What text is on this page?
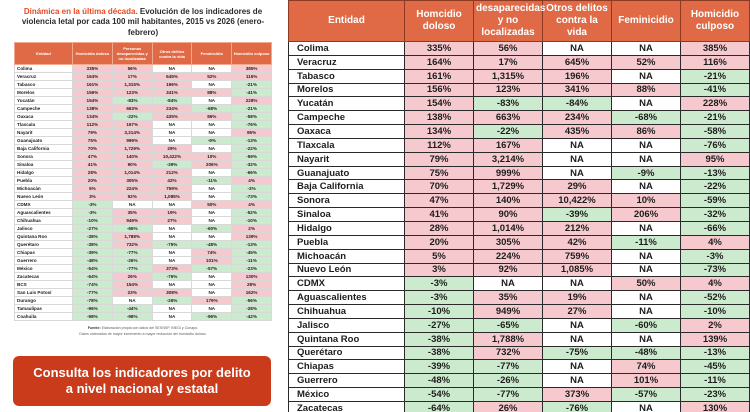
Dinámica en la última década. Evolución de los indicadores de violencia letal por cada 100 mil habitantes, 2015 vs 2026 (enero-febrero)
Entidad	Homicidio doloso	Personas desaparecidas y no localizadas	Otros delitos contra la vida	Feminicidio	Homicidio culposo
Colima	335%	56%	NA	NA	385%
Veracruz	164%	17%	645%	52%	116%
Tabasco	161%	1,315%	196%	NA	-21%
Morelos	156%	123%	341%	88%	-41%
Yucatán	154%	-83%	-84%	NA	228%
Campeche	138%	663%	234%	-68%	-21%
Oaxaca	134%	-22%	435%	86%	-58%
Tlaxcala	112%	167%	NA	NA	-76%
Nayarit	79%	3,214%	NA	NA	95%
Guanajuato	75%	999%	NA	-9%	-13%
Baja California	70%	1,729%	29%	NA	-22%
Sonora	47%	140%	10,422%	10%	-59%
Sinaloa	41%	90%	-39%	206%	-32%
Hidalgo	28%	1,014%	212%	NA	-66%
Puebla	20%	305%	42%	-11%	4%
Michoacán	5%	224%	759%	NA	-3%
Nuevo León	3%	92%	1,085%	NA	-73%
CDMX	-3%	NA	NA	50%	4%
Aguascalientes	-3%	35%	19%	NA	-52%
Chihuahua	-10%	949%	27%	NA	-10%
Jalisco	-27%	-65%	NA	-60%	2%
Quintana Roo	-38%	1,788%	NA	NA	139%
Querétaro	-38%	732%	-75%	-48%	-13%
Chiapas	-39%	-77%	NA	74%	-45%
Guerrero	-48%	-26%	NA	101%	-11%
México	-54%	-77%	373%	-57%	-23%
Zacatecas	-64%	26%	-76%	NA	130%
BCS	-74%	154%	NA	NA	28%
San Luis Potosí	-77%	23%	308%	NA	162%
Durango	-78%	NA	-26%	179%	-56%
Tamaulipas	-96%	-44%	NA	NA	-28%
Coahuila	-98%	-98%	NA	-96%	-42%
Fuente: Elaboración propia con datos del SESNSP, INEGI y Conapo.
Datos ordenados de mayor incremento a mayor reducción del homicidio doloso.
Consulta los indicadores por delito a nivel nacional y estatal
Entidad	Homcidio doloso	desaparecidas y no localizadas	Otros delitos contra la vida	Feminicidio	Homicidio culposo
Colima	335%	56%	NA	NA	385%
Veracruz	164%	17%	645%	52%	116%
Tabasco	161%	1,315%	196%	NA	-21%
Morelos	156%	123%	341%	88%	-41%
Yucatán	154%	-83%	-84%	NA	228%
Campeche	138%	663%	234%	-68%	-21%
Oaxaca	134%	-22%	435%	86%	-58%
Tlaxcala	112%	167%	NA	NA	-76%
Nayarit	79%	3,214%	NA	NA	95%
Guanajuato	75%	999%	NA	-9%	-13%
Baja California	70%	1,729%	29%	NA	-22%
Sonora	47%	140%	10,422%	10%	-59%
Sinaloa	41%	90%	-39%	206%	-32%
Hidalgo	28%	1,014%	212%	NA	-66%
Puebla	20%	305%	42%	-11%	4%
Michoacán	5%	224%	759%	NA	-3%
Nuevo León	3%	92%	1,085%	NA	-73%
CDMX	-3%	NA	NA	50%	4%
Aguascalientes	-3%	35%	19%	NA	-52%
Chihuahua	-10%	949%	27%	NA	-10%
Jalisco	-27%	-65%	NA	-60%	2%
Quintana Roo	-38%	1,788%	NA	NA	139%
Querétaro	-38%	732%	-75%	-48%	-13%
Chiapas	-39%	-77%	NA	74%	-45%
Guerrero	-48%	-26%	NA	101%	-11%
México	-54%	-77%	373%	-57%	-23%
Zacatecas	-64%	26%	-76%	NA	130%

---------------

Reproduce all of the material above word for word. Omit the pictures.

What text is on this page?
Dinámica en la última década. Evolución de los indicadores de violencia letal por cada 100 mil habitantes, 2015 vs 2026 (enero-febrero)
Entidad	Homicidio doloso	Personas desaparecidas y no localizadas	Otros delitos contra la vida	Feminicidio	Homicidio culposo
Colima	335%	56%	NA	NA	385%
Veracruz	164%	17%	645%	52%	116%
Tabasco	161%	1,315%	196%	NA	-21%
Morelos	156%	123%	341%	88%	-41%
Yucatán	154%	-83%	-84%	NA	228%
Campeche	138%	663%	234%	-68%	-21%
Oaxaca	134%	-22%	435%	86%	-58%
Tlaxcala	112%	167%	NA	NA	-76%
Nayarit	79%	3,214%	NA	NA	95%
Guanajuato	75%	999%	NA	-9%	-13%
Baja California	70%	1,729%	29%	NA	-22%
Sonora	47%	140%	10,422%	10%	-59%
Sinaloa	41%	90%	-39%	206%	-32%
Hidalgo	28%	1,014%	212%	NA	-66%
Puebla	20%	305%	42%	-11%	4%
Michoacán	5%	224%	759%	NA	-3%
Nuevo León	3%	92%	1,085%	NA	-73%
CDMX	-3%	NA	NA	50%	4%
Aguascalientes	-3%	35%	19%	NA	-52%
Chihuahua	-10%	949%	27%	NA	-10%
Jalisco	-27%	-65%	NA	-60%	2%
Quintana Roo	-38%	1,788%	NA	NA	139%
Querétaro	-38%	732%	-75%	-48%	-13%
Chiapas	-39%	-77%	NA	74%	-45%
Guerrero	-48%	-26%	NA	101%	-11%
México	-54%	-77%	373%	-57%	-23%
Zacatecas	-64%	26%	-76%	NA	130%
BCS	-74%	154%	NA	NA	28%
San Luis Potosí	-77%	23%	308%	NA	162%
Durango	-78%	NA	-26%	179%	-56%
Tamaulipas	-96%	-44%	NA	NA	-28%
Coahuila	-98%	-98%	NA	-96%	-42%
Fuente: Elaboración propia con datos del SESNSP, INEGI y Conapo.
Datos ordenados de mayor incremento a mayor reducción del homicidio doloso.
Consulta los indicadores por delito a nivel nacional y estatal
Entidad	Homcidio doloso	desaparecidas y no localizadas	Otros delitos contra la vida	Feminicidio	Homicidio culposo
Colima	335%	56%	NA	NA	385%
Veracruz	164%	17%	645%	52%	116%
Tabasco	161%	1,315%	196%	NA	-21%
Morelos	156%	123%	341%	88%	-41%
Yucatán	154%	-83%	-84%	NA	228%
Campeche	138%	663%	234%	-68%	-21%
Oaxaca	134%	-22%	435%	86%	-58%
Tlaxcala	112%	167%	NA	NA	-76%
Nayarit	79%	3,214%	NA	NA	95%
Guanajuato	75%	999%	NA	-9%	-13%
Baja California	70%	1,729%	29%	NA	-22%
Sonora	47%	140%	10,422%	10%	-59%
Sinaloa	41%	90%	-39%	206%	-32%
Hidalgo	28%	1,014%	212%	NA	-66%
Puebla	20%	305%	42%	-11%	4%
Michoacán	5%	224%	759%	NA	-3%
Nuevo León	3%	92%	1,085%	NA	-73%
CDMX	-3%	NA	NA	50%	4%
Aguascalientes	-3%	35%	19%	NA	-52%
Chihuahua	-10%	949%	27%	NA	-10%
Jalisco	-27%	-65%	NA	-60%	2%
Quintana Roo	-38%	1,788%	NA	NA	139%
Querétaro	-38%	732%	-75%	-48%	-13%
Chiapas	-39%	-77%	NA	74%	-45%
Guerrero	-48%	-26%	NA	101%	-11%
México	-54%	-77%	373%	-57%	-23%
Zacatecas	-64%	26%	-76%	NA	130%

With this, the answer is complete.